→ Texte de la page:

# # # #

Taxe GAFA: une mauvaise solution à un problème inexistant

Cette Note économique a été préparée par Olivier Rancourt, économiste à l’IEDM. La Collection Fiscalité de l’IEDM vise à mettre en lumière les politiques fiscales des gouvernements et à analyser leurs effets sur la croissance économique et le niveau de vie des citoyens.

Peu d’entreprises soulèvent autant les passions que les géants du numérique, généralement appelés GAFA (Google, Amazon, Facebook, Apple) ou GAFAM (si on inclut Microsoft). C’est surtout leurs profits qui sont critiqués. En effet, même si « faire payer les riches » n’est pas une politique économique saine(1), certains pays cherchent désormais à combler leurs déséquilibres budgétaires et à couvrir les coûts de promesses électorales en augmentant les taxes sur les entreprises numériques.

C’est dans cet ordre d’idées que le gouvernement canadien a annoncé son intention de surtaxer des entreprises numériques(2) à partir de 2024. Inspirée, entre autres, d’une mesure similaire en France(3), la taxe, communément appelée « taxe GAFA », serait une surtaxe de 3 % sur les revenus des entreprises numériques. Cette proposition a déjà été critiquée(4), et de nouvelles informations sur ce projet de loi montrent à quel point elle serait néfaste pour le Canada. D’une part, cette idée se base sur une fausseté selon laquelle ces entreprises ne paieraient pas leur « juste part ». D’autre part, elle finirait simplement par nuire à l’économie canadienne en prenant la place d’autres réformes qui pourraient, elles, aider notre économie.

De « l’uniformisation des règles » à « elles ne paient pas leur juste part »

# # # #

→ Données sources:
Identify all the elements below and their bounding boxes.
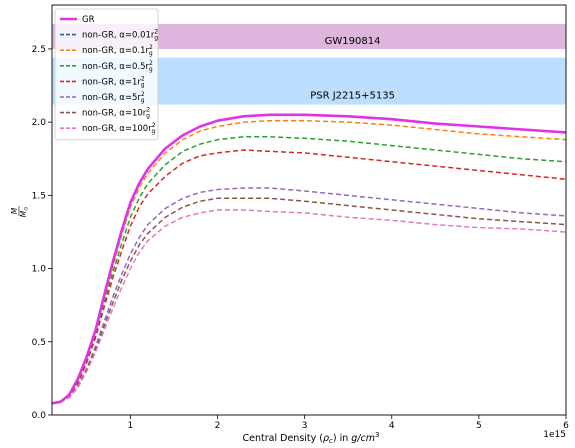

# # # #

→ Consignes:
[1] Citez les entreprises que désignent les sigles GAFA et GAFAM dans le texte sur la taxe GAFA.
[2] Donnez la suite du texte sur la taxe GAFA à partir de son dernier intertitre.
Le listing n’est pas utile pour ce travail.

→ Réponses par consigne:
[1] Google, Amazon, Facebook, Apple et Microsoft.

[2]
Le débat sur la taxation des entreprises numériques a déjà fait couler beaucoup d’encre au Canada durant la dernière décennie. Il tire son origine de la discussion sur la mise en place d’une « taxe Netflix » obligeant l’entreprise en question à prélever les taxes de vente sur les biens numériques(5). La discussion s’est imposée dans le débat public à la suite de la campagne électorale fédérale de 2015. Tant le Parti conservateur que le Parti libéral et le Nouveau Parti démocratique s’étaient alors prononcés contre l’application de cette taxe.

Cette promesse des partis avait pour effet de maintenir une fiscalité distincte pour les entreprises numériques, alors que le débat se déplaçait de plus en plus vers l’idée d’établir un cadre fiscal commun entre elles et les entreprises non numériques « traditionnelles », avec toutefois des moyens différents pour y arriver. Bien que certains aient suggéré de diminuer le fardeau fiscal pour tous(6), le gouvernement fédéral a finalement décidé d’obliger les entreprises numériques à percevoir la TPS en 2021(7).

Le gouvernement Trudeau est revenu à la charge avec un projet de taxe sur les services numériques (TSN) qui correspondrait à 3 % des recettes brutes des entreprises ayant un revenu total annuel de 750 millions d’euros et un revenu canadien de plus de 20 millions de dollars annuellement. Les revenus visés sont ceux provenant de services de marché et de publicité en ligne ainsi que les services de médias sociaux et de données d’utilisateurs(8).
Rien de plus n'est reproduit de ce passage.